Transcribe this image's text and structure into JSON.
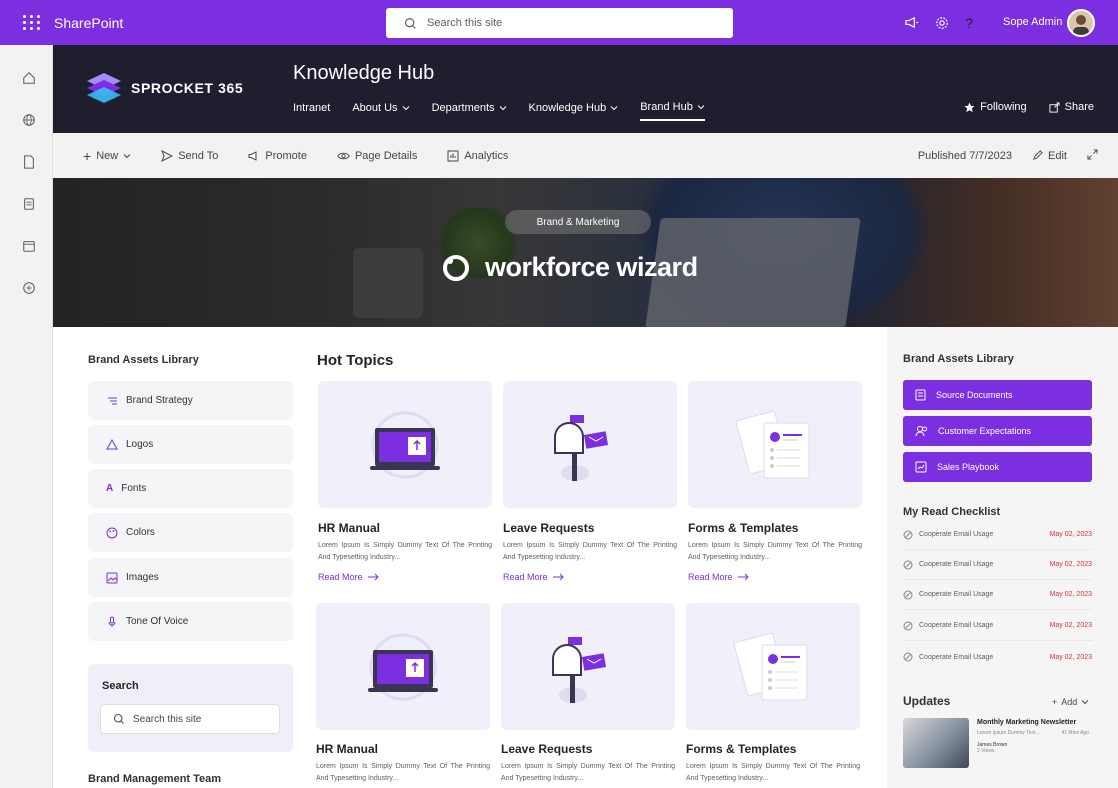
{
  "suite": {
    "app_name": "SharePoint",
    "search_placeholder": "Search this site",
    "user_name": "Sope Admin"
  },
  "header": {
    "logo_text": "SPROCKET 365",
    "site_title": "Knowledge Hub",
    "nav": [
      {
        "label": "Intranet",
        "dropdown": false
      },
      {
        "label": "About Us",
        "dropdown": true
      },
      {
        "label": "Departments",
        "dropdown": true
      },
      {
        "label": "Knowledge Hub",
        "dropdown": true
      },
      {
        "label": "Brand Hub",
        "dropdown": true,
        "active": true
      }
    ],
    "following_label": "Following",
    "share_label": "Share"
  },
  "commandbar": {
    "new_label": "New",
    "send_to_label": "Send To",
    "promote_label": "Promote",
    "page_details_label": "Page Details",
    "analytics_label": "Analytics",
    "published_label": "Published 7/7/2023",
    "edit_label": "Edit"
  },
  "hero": {
    "tag": "Brand & Marketing",
    "wordmark": "workforce wizard"
  },
  "left_library": {
    "title": "Brand Assets Library",
    "items": [
      {
        "label": "Brand Strategy",
        "icon": "list-icon"
      },
      {
        "label": "Logos",
        "icon": "shapes-icon"
      },
      {
        "label": "Fonts",
        "icon": "font-icon"
      },
      {
        "label": "Colors",
        "icon": "palette-icon"
      },
      {
        "label": "Images",
        "icon": "image-icon"
      },
      {
        "label": "Tone Of Voice",
        "icon": "microphone-icon"
      }
    ],
    "search_title": "Search",
    "search_placeholder": "Search this site",
    "team_title": "Brand Management Team"
  },
  "hot_topics": {
    "title": "Hot Topics",
    "cards": [
      {
        "title": "HR Manual",
        "text": "Lorem Ipsum Is Simply Dummy Text Of The Printing And Typesetting Industry...",
        "link": "Read More"
      },
      {
        "title": "Leave Requests",
        "text": "Lorem Ipsum Is Simply Dummy Text Of The Printing And Typesetting Industry...",
        "link": "Read More"
      },
      {
        "title": "Forms & Templates",
        "text": "Lorem Ipsum Is Simply Dummy Text Of The Printing And Typesetting Industry...",
        "link": "Read More"
      },
      {
        "title": "HR Manual",
        "text": "Lorem Ipsum Is Simply Dummy Text Of The Printing And Typesetting Industry..."
      },
      {
        "title": "Leave Requests",
        "text": "Lorem Ipsum Is Simply Dummy Text Of The Printing And Typesetting Industry..."
      },
      {
        "title": "Forms & Templates",
        "text": "Lorem Ipsum Is Simply Dummy Text Of The Printing And Typesetting Industry..."
      }
    ]
  },
  "right_pane": {
    "library_title": "Brand Assets Library",
    "buttons": [
      "Source Documents",
      "Customer Expectations",
      "Sales Playbook"
    ],
    "checklist_title": "My Read Checklist",
    "checklist": [
      {
        "name": "Cooperate Email Usage",
        "date": "May 02, 2023"
      },
      {
        "name": "Cooperate Email Usage",
        "date": "May 02, 2023"
      },
      {
        "name": "Cooperate Email Usage",
        "date": "May 02, 2023"
      },
      {
        "name": "Cooperate Email Usage",
        "date": "May 02, 2023"
      },
      {
        "name": "Cooperate Email Usage",
        "date": "May 02, 2023"
      }
    ],
    "updates_title": "Updates",
    "add_label": "Add",
    "news": {
      "title": "Monthly Marketing Newsletter",
      "desc": "Lorem Ipsum Dummy Text...",
      "time": "41 Mins Ago",
      "author": "James Brown",
      "views": "2 Views"
    }
  },
  "colors": {
    "accent": "#7b2fe0",
    "header_bg": "#1f1e2e",
    "date_red": "#d13438"
  }
}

Exercise objective:
Without the pictures, extract every entry verbatim.

Final result:
Transcribe this image's text and structure into JSON.
{
  "suite": {
    "app_name": "SharePoint",
    "search_placeholder": "Search this site",
    "user_name": "Sope Admin"
  },
  "header": {
    "logo_text": "SPROCKET 365",
    "site_title": "Knowledge Hub",
    "nav": [
      {
        "label": "Intranet",
        "dropdown": false
      },
      {
        "label": "About Us",
        "dropdown": true
      },
      {
        "label": "Departments",
        "dropdown": true
      },
      {
        "label": "Knowledge Hub",
        "dropdown": true
      },
      {
        "label": "Brand Hub",
        "dropdown": true,
        "active": true
      }
    ],
    "following_label": "Following",
    "share_label": "Share"
  },
  "commandbar": {
    "new_label": "New",
    "send_to_label": "Send To",
    "promote_label": "Promote",
    "page_details_label": "Page Details",
    "analytics_label": "Analytics",
    "published_label": "Published 7/7/2023",
    "edit_label": "Edit"
  },
  "hero": {
    "tag": "Brand & Marketing",
    "wordmark": "workforce wizard"
  },
  "left_library": {
    "title": "Brand Assets Library",
    "items": [
      {
        "label": "Brand Strategy",
        "icon": "list-icon"
      },
      {
        "label": "Logos",
        "icon": "shapes-icon"
      },
      {
        "label": "Fonts",
        "icon": "font-icon"
      },
      {
        "label": "Colors",
        "icon": "palette-icon"
      },
      {
        "label": "Images",
        "icon": "image-icon"
      },
      {
        "label": "Tone Of Voice",
        "icon": "microphone-icon"
      }
    ],
    "search_title": "Search",
    "search_placeholder": "Search this site",
    "team_title": "Brand Management Team"
  },
  "hot_topics": {
    "title": "Hot Topics",
    "cards": [
      {
        "title": "HR Manual",
        "text": "Lorem Ipsum Is Simply Dummy Text Of The Printing And Typesetting Industry...",
        "link": "Read More"
      },
      {
        "title": "Leave Requests",
        "text": "Lorem Ipsum Is Simply Dummy Text Of The Printing And Typesetting Industry...",
        "link": "Read More"
      },
      {
        "title": "Forms & Templates",
        "text": "Lorem Ipsum Is Simply Dummy Text Of The Printing And Typesetting Industry...",
        "link": "Read More"
      },
      {
        "title": "HR Manual",
        "text": "Lorem Ipsum Is Simply Dummy Text Of The Printing And Typesetting Industry..."
      },
      {
        "title": "Leave Requests",
        "text": "Lorem Ipsum Is Simply Dummy Text Of The Printing And Typesetting Industry..."
      },
      {
        "title": "Forms & Templates",
        "text": "Lorem Ipsum Is Simply Dummy Text Of The Printing And Typesetting Industry..."
      }
    ]
  },
  "right_pane": {
    "library_title": "Brand Assets Library",
    "buttons": [
      "Source Documents",
      "Customer Expectations",
      "Sales Playbook"
    ],
    "checklist_title": "My Read Checklist",
    "checklist": [
      {
        "name": "Cooperate Email Usage",
        "date": "May 02, 2023"
      },
      {
        "name": "Cooperate Email Usage",
        "date": "May 02, 2023"
      },
      {
        "name": "Cooperate Email Usage",
        "date": "May 02, 2023"
      },
      {
        "name": "Cooperate Email Usage",
        "date": "May 02, 2023"
      },
      {
        "name": "Cooperate Email Usage",
        "date": "May 02, 2023"
      }
    ],
    "updates_title": "Updates",
    "add_label": "Add",
    "news": {
      "title": "Monthly Marketing Newsletter",
      "desc": "Lorem Ipsum Dummy Text...",
      "time": "41 Mins Ago",
      "author": "James Brown",
      "views": "2 Views"
    }
  },
  "colors": {
    "accent": "#7b2fe0",
    "header_bg": "#1f1e2e",
    "date_red": "#d13438"
  }
}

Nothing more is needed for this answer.